TASK TO COMPLETE: Do not copy the pictures; transcribe all other material exactly.

PROVIDED DATA:
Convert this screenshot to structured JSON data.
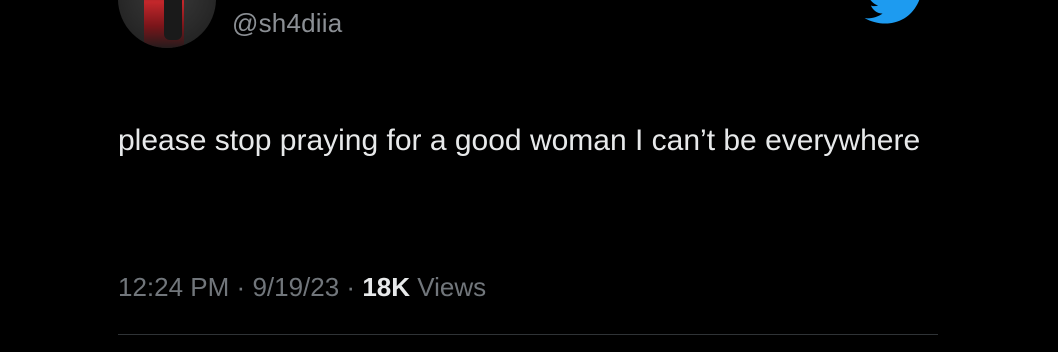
{
  "author": {
    "handle": "@sh4diia",
    "avatar_icon": "avatar-image",
    "platform_icon": "twitter-bird-icon"
  },
  "tweet": {
    "text": "please stop praying for a good woman I can’t be everywhere",
    "time": "12:24 PM",
    "separator": "·",
    "date": "9/19/23",
    "view_count": "18K",
    "view_label": "Views"
  },
  "colors": {
    "background": "#000000",
    "text_primary": "#e7e9ea",
    "text_secondary": "#71767b",
    "brand": "#1d9bf0",
    "divider": "#2f3336"
  }
}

FINAL RESULT:
Convert this screenshot to structured JSON data.
{
  "author": {
    "handle": "@sh4diia",
    "avatar_icon": "avatar-image",
    "platform_icon": "twitter-bird-icon"
  },
  "tweet": {
    "text": "please stop praying for a good woman I can’t be everywhere",
    "time": "12:24 PM",
    "separator": "·",
    "date": "9/19/23",
    "view_count": "18K",
    "view_label": "Views"
  },
  "colors": {
    "background": "#000000",
    "text_primary": "#e7e9ea",
    "text_secondary": "#71767b",
    "brand": "#1d9bf0",
    "divider": "#2f3336"
  }
}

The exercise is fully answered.